→ Problem requirements
Copy the data precisely, keeping every character.

Excerpt from a dataset
[Begin]

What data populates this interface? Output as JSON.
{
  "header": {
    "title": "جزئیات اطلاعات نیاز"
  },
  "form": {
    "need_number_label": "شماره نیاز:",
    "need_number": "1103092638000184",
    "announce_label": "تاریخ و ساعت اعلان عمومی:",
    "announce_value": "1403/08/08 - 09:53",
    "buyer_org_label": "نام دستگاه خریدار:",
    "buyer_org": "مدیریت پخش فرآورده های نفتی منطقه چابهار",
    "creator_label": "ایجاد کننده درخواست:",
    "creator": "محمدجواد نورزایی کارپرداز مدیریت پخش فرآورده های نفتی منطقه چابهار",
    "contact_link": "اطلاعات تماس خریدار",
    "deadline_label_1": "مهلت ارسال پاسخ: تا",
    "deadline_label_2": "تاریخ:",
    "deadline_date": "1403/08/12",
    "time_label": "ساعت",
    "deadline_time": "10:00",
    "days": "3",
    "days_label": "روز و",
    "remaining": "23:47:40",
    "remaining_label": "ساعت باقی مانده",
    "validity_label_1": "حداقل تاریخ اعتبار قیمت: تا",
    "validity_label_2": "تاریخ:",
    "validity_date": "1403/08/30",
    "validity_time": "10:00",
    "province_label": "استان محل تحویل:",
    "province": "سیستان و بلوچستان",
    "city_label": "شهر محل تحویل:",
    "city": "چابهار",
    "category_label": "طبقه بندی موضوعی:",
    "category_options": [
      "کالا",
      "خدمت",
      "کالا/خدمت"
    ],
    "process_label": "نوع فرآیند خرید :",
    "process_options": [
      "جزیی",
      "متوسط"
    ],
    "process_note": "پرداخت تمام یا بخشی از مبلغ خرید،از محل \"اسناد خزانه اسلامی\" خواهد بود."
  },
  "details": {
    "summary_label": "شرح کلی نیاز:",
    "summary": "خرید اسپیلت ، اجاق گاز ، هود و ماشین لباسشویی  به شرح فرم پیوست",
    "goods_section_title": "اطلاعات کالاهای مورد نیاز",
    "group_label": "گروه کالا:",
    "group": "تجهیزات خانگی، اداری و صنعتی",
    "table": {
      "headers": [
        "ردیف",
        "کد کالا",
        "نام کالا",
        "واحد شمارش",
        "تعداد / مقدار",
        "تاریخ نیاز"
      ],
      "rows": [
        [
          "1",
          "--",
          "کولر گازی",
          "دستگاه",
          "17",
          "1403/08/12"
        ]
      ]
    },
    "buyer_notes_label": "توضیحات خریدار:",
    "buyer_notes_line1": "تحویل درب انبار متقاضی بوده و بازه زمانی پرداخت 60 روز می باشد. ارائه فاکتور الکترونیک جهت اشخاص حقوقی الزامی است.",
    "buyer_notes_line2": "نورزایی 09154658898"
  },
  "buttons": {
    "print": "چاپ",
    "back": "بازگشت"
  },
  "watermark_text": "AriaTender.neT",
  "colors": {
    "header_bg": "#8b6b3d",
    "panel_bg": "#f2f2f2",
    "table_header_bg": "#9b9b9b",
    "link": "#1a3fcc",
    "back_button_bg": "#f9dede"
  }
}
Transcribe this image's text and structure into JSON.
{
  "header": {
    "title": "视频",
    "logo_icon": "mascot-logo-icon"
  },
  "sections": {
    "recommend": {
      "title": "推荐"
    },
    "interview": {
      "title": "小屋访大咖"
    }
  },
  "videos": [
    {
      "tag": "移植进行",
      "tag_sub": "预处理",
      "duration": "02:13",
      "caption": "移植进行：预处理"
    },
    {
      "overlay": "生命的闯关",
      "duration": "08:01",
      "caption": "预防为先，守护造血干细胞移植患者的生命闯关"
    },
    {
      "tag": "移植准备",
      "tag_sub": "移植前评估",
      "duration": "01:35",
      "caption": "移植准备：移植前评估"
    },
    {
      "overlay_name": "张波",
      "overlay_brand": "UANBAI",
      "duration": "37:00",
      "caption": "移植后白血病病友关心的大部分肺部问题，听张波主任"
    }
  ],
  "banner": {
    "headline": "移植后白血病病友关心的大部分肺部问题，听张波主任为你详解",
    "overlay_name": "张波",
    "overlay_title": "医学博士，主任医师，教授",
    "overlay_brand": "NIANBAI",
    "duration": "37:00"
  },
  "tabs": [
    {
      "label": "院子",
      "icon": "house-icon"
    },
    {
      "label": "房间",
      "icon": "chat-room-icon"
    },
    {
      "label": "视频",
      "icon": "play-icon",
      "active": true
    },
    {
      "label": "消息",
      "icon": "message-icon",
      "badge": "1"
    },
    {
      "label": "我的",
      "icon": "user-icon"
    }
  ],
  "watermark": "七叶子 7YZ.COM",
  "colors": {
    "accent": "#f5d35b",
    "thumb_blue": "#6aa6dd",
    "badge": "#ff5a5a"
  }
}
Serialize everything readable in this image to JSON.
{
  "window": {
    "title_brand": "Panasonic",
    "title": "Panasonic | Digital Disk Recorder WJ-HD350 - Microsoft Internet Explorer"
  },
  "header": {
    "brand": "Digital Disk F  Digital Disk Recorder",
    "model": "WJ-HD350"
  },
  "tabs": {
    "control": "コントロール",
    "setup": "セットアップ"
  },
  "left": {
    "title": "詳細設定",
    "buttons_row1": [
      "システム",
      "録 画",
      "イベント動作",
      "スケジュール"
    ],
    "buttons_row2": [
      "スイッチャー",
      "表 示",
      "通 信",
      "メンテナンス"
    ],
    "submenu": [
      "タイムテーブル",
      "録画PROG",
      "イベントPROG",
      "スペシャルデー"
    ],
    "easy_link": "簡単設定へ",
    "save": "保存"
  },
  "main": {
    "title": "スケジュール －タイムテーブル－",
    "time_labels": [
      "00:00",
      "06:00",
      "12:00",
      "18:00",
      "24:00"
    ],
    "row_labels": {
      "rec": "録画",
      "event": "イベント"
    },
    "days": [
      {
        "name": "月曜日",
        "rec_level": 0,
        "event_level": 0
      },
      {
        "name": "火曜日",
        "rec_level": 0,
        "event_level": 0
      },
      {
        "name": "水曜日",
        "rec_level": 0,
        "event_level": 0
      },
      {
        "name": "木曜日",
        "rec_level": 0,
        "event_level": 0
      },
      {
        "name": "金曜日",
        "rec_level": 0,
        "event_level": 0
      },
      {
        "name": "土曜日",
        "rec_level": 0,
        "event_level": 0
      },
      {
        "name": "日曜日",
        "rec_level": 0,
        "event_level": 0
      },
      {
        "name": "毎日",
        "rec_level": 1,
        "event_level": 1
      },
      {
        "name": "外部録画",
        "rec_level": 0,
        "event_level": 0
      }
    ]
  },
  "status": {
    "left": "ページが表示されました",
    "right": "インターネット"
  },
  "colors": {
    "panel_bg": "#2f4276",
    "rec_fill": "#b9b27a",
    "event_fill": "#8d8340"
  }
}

[End]

→ Right answer
What data populates this interface? Output as JSON.
{
  "header": {
    "title": "جزئیات اطلاعات نیاز"
  },
  "form": {
    "need_number_label": "شماره نیاز:",
    "need_number": "1103092638000184",
    "announce_label": "تاریخ و ساعت اعلان عمومی:",
    "announce_value": "1403/08/08 - 09:53",
    "buyer_org_label": "نام دستگاه خریدار:",
    "buyer_org": "مدیریت پخش فرآورده های نفتی منطقه چابهار",
    "creator_label": "ایجاد کننده درخواست:",
    "creator": "محمدجواد نورزایی کارپرداز مدیریت پخش فرآورده های نفتی منطقه چابهار",
    "contact_link": "اطلاعات تماس خریدار",
    "deadline_label_1": "مهلت ارسال پاسخ: تا",
    "deadline_label_2": "تاریخ:",
    "deadline_date": "1403/08/12",
    "time_label": "ساعت",
    "deadline_time": "10:00",
    "days": "3",
    "days_label": "روز و",
    "remaining": "23:47:40",
    "remaining_label": "ساعت باقی مانده",
    "validity_label_1": "حداقل تاریخ اعتبار قیمت: تا",
    "validity_label_2": "تاریخ:",
    "validity_date": "1403/08/30",
    "validity_time": "10:00",
    "province_label": "استان محل تحویل:",
    "province": "سیستان و بلوچستان",
    "city_label": "شهر محل تحویل:",
    "city": "چابهار",
    "category_label": "طبقه بندی موضوعی:",
    "category_options": [
      "کالا",
      "خدمت",
      "کالا/خدمت"
    ],
    "process_label": "نوع فرآیند خرید :",
    "process_options": [
      "جزیی",
      "متوسط"
    ],
    "process_note": "پرداخت تمام یا بخشی از مبلغ خرید،از محل \"اسناد خزانه اسلامی\" خواهد بود."
  },
  "details": {
    "summary_label": "شرح کلی نیاز:",
    "summary": "خرید اسپیلت ، اجاق گاز ، هود و ماشین لباسشویی  به شرح فرم پیوست",
    "goods_section_title": "اطلاعات کالاهای مورد نیاز",
    "group_label": "گروه کالا:",
    "group": "تجهیزات خانگی، اداری و صنعتی",
    "table": {
      "headers": [
        "ردیف",
        "کد کالا",
        "نام کالا",
        "واحد شمارش",
        "تعداد / مقدار",
        "تاریخ نیاز"
      ],
      "rows": [
        [
          "1",
          "--",
          "کولر گازی",
          "دستگاه",
          "17",
          "1403/08/12"
        ]
      ]
    },
    "buyer_notes_label": "توضیحات خریدار:",
    "buyer_notes_line1": "تحویل درب انبار متقاضی بوده و بازه زمانی پرداخت 60 روز می باشد. ارائه فاکتور الکترونیک جهت اشخاص حقوقی الزامی است.",
    "buyer_notes_line2": "نورزایی 09154658898"
  },
  "buttons": {
    "print": "چاپ",
    "back": "بازگشت"
  },
  "watermark_text": "AriaTender.neT",
  "colors": {
    "header_bg": "#8b6b3d",
    "panel_bg": "#f2f2f2",
    "table_header_bg": "#9b9b9b",
    "link": "#1a3fcc",
    "back_button_bg": "#f9dede"
  }
}
Transcribe this image's text and structure into JSON.
{
  "header": {
    "title": "视频",
    "logo_icon": "mascot-logo-icon"
  },
  "sections": {
    "recommend": {
      "title": "推荐"
    },
    "interview": {
      "title": "小屋访大咖"
    }
  },
  "videos": [
    {
      "tag": "移植进行",
      "tag_sub": "预处理",
      "duration": "02:13",
      "caption": "移植进行：预处理"
    },
    {
      "overlay": "生命的闯关",
      "duration": "08:01",
      "caption": "预防为先，守护造血干细胞移植患者的生命闯关"
    },
    {
      "tag": "移植准备",
      "tag_sub": "移植前评估",
      "duration": "01:35",
      "caption": "移植准备：移植前评估"
    },
    {
      "overlay_name": "张波",
      "overlay_brand": "UANBAI",
      "duration": "37:00",
      "caption": "移植后白血病病友关心的大部分肺部问题，听张波主任"
    }
  ],
  "banner": {
    "headline": "移植后白血病病友关心的大部分肺部问题，听张波主任为你详解",
    "overlay_name": "张波",
    "overlay_title": "医学博士，主任医师，教授",
    "overlay_brand": "NIANBAI",
    "duration": "37:00"
  },
  "tabs": [
    {
      "label": "院子",
      "icon": "house-icon"
    },
    {
      "label": "房间",
      "icon": "chat-room-icon"
    },
    {
      "label": "视频",
      "icon": "play-icon",
      "active": true
    },
    {
      "label": "消息",
      "icon": "message-icon",
      "badge": "1"
    },
    {
      "label": "我的",
      "icon": "user-icon"
    }
  ],
  "watermark": "七叶子 7YZ.COM",
  "colors": {
    "accent": "#f5d35b",
    "thumb_blue": "#6aa6dd",
    "badge": "#ff5a5a"
  }
}
Serialize everything readable in this image to JSON.
{
  "window": {
    "title_brand": "Panasonic",
    "title": "Panasonic | Digital Disk Recorder WJ-HD350 - Microsoft Internet Explorer"
  },
  "header": {
    "brand": "Digital Disk F  Digital Disk Recorder",
    "model": "WJ-HD350"
  },
  "tabs": {
    "control": "コントロール",
    "setup": "セットアップ"
  },
  "left": {
    "title": "詳細設定",
    "buttons_row1": [
      "システム",
      "録 画",
      "イベント動作",
      "スケジュール"
    ],
    "buttons_row2": [
      "スイッチャー",
      "表 示",
      "通 信",
      "メンテナンス"
    ],
    "submenu": [
      "タイムテーブル",
      "録画PROG",
      "イベントPROG",
      "スペシャルデー"
    ],
    "easy_link": "簡単設定へ",
    "save": "保存"
  },
  "main": {
    "title": "スケジュール －タイムテーブル－",
    "time_labels": [
      "00:00",
      "06:00",
      "12:00",
      "18:00",
      "24:00"
    ],
    "row_labels": {
      "rec": "録画",
      "event": "イベント"
    },
    "days": [
      {
        "name": "月曜日",
        "rec_level": 0,
        "event_level": 0
      },
      {
        "name": "火曜日",
        "rec_level": 0,
        "event_level": 0
      },
      {
        "name": "水曜日",
        "rec_level": 0,
        "event_level": 0
      },
      {
        "name": "木曜日",
        "rec_level": 0,
        "event_level": 0
      },
      {
        "name": "金曜日",
        "rec_level": 0,
        "event_level": 0
      },
      {
        "name": "土曜日",
        "rec_level": 0,
        "event_level": 0
      },
      {
        "name": "日曜日",
        "rec_level": 0,
        "event_level": 0
      },
      {
        "name": "毎日",
        "rec_level": 1,
        "event_level": 1
      },
      {
        "name": "外部録画",
        "rec_level": 0,
        "event_level": 0
      }
    ]
  },
  "status": {
    "left": "ページが表示されました",
    "right": "インターネット"
  },
  "colors": {
    "panel_bg": "#2f4276",
    "rec_fill": "#b9b27a",
    "event_fill": "#8d8340"
  }
}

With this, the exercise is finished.